DIRECTIVE:
Reproduce each line that includes the word "電気亜鉛めっき".

DATA IN THIS EXERCISE:
==================================================

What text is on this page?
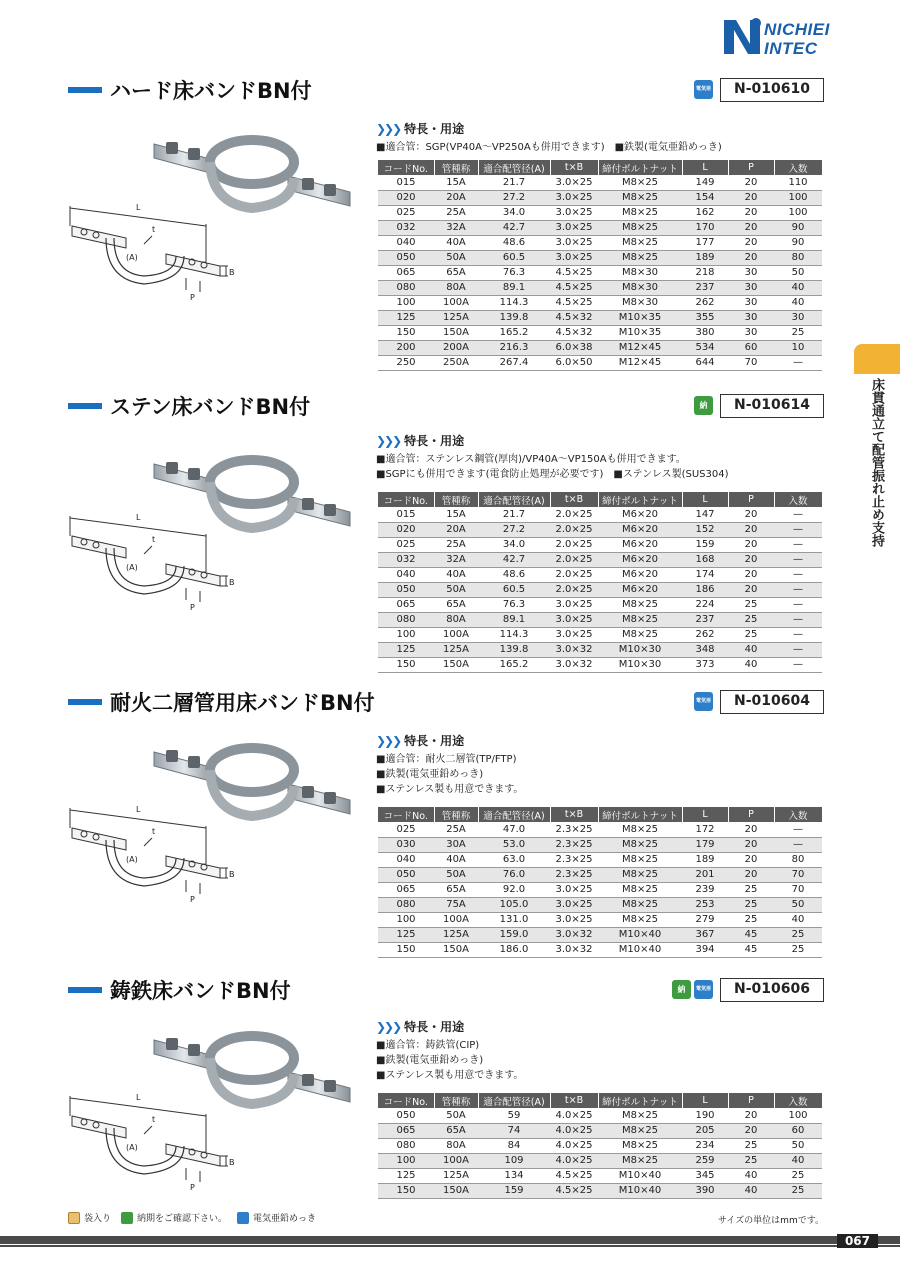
NICHIEI
INTEC
床貫通立て配管振れ止め支持
ハード床バンドBN付	電気亜鉛
N-010610
L
t
(A)
P
B
❯❯❯ 特長・用途
■適合管：SGP(VP40A～VP250Aも併用できます)　■鉄製(電気亜鉛めっき)
コードNo.	管種称	適合配管径(A)	t×B	締付ボルトナット	L	P	入数
015	15A	21.7	3.0×25	M8×25	149	20	110
020	20A	27.2	3.0×25	M8×25	154	20	100
025	25A	34.0	3.0×25	M8×25	162	20	100
032	32A	42.7	3.0×25	M8×25	170	20	90
040	40A	48.6	3.0×25	M8×25	177	20	90
050	50A	60.5	3.0×25	M8×25	189	20	80
065	65A	76.3	4.5×25	M8×30	218	30	50
080	80A	89.1	4.5×25	M8×30	237	30	40
100	100A	114.3	4.5×25	M8×30	262	30	40
125	125A	139.8	4.5×32	M10×35	355	30	30
150	150A	165.2	4.5×32	M10×35	380	30	25
200	200A	216.3	6.0×38	M12×45	534	60	10
250	250A	267.4	6.0×50	M12×45	644	70	—
ステン床バンドBN付	納	N-010614
L
t
(A)
P
B
❯❯❯ 特長・用途
■適合管：ステンレス鋼管(厚肉)/VP40A～VP150Aも併用できます。
■SGPにも併用できます(電食防止処理が必要です)　■ステンレス製(SUS304)
コードNo.	管種称	適合配管径(A)	t×B	締付ボルトナット	L	P	入数
015	15A	21.7	2.0×25	M6×20	147	20	—
020	20A	27.2	2.0×25	M6×20	152	20	—
025	25A	34.0	2.0×25	M6×20	159	20	—
032	32A	42.7	2.0×25	M6×20	168	20	—
040	40A	48.6	2.0×25	M6×20	174	20	—
050	50A	60.5	2.0×25	M6×20	186	20	—
065	65A	76.3	3.0×25	M8×25	224	25	—
080	80A	89.1	3.0×25	M8×25	237	25	—
100	100A	114.3	3.0×25	M8×25	262	25	—
125	125A	139.8	3.0×32	M10×30	348	40	—
150	150A	165.2	3.0×32	M10×30	373	40	—
耐火二層管用床バンドBN付	電気亜鉛
N-010604
L
t
(A)
P
B
❯❯❯ 特長・用途
■適合管：耐火二層管(TP/FTP)
■鉄製(電気亜鉛めっき)
■ステンレス製も用意できます。
コードNo.	管種称	適合配管径(A)	t×B	締付ボルトナット	L	P	入数
025	25A	47.0	2.3×25	M8×25	172	20	—
030	30A	53.0	2.3×25	M8×25	179	20	—
040	40A	63.0	2.3×25	M8×25	189	20	80
050	50A	76.0	2.3×25	M8×25	201	20	70
065	65A	92.0	3.0×25	M8×25	239	25	70
080	75A	105.0	3.0×25	M8×25	253	25	50
100	100A	131.0	3.0×25	M8×25	279	25	40
125	125A	159.0	3.0×32	M10×40	367	45	25
150	150A	186.0	3.0×32	M10×40	394	45	25
鋳鉄床バンドBN付	納	電気亜鉛
N-010606
L
t
(A)
P
B
❯❯❯ 特長・用途
■適合管：鋳鉄管(CIP)
■鉄製(電気亜鉛めっき)
■ステンレス製も用意できます。
コードNo.	管種称	適合配管径(A)	t×B	締付ボルトナット	L	P	入数
050	50A	59	4.0×25	M8×25	190	20	100
065	65A	74	4.0×25	M8×25	205	20	60
080	80A	84	4.0×25	M8×25	234	25	50
100	100A	109	4.0×25	M8×25	259	25	40
125	125A	134	4.5×25	M10×40	345	40	25
150	150A	159	4.5×25	M10×40	390	40	25
袋入り	納期をご確認下さい。	電気亜鉛めっき	サイズの単位はmmです。
067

==================================================

SOLUTION:
■適合管：SGP(VP40A～VP250Aも併用できます)　■鉄製(電気亜鉛めっき)
■鉄製(電気亜鉛めっき)
■鉄製(電気亜鉛めっき)
袋入り	納期をご確認下さい。	電気亜鉛めっき	サイズの単位はmmです。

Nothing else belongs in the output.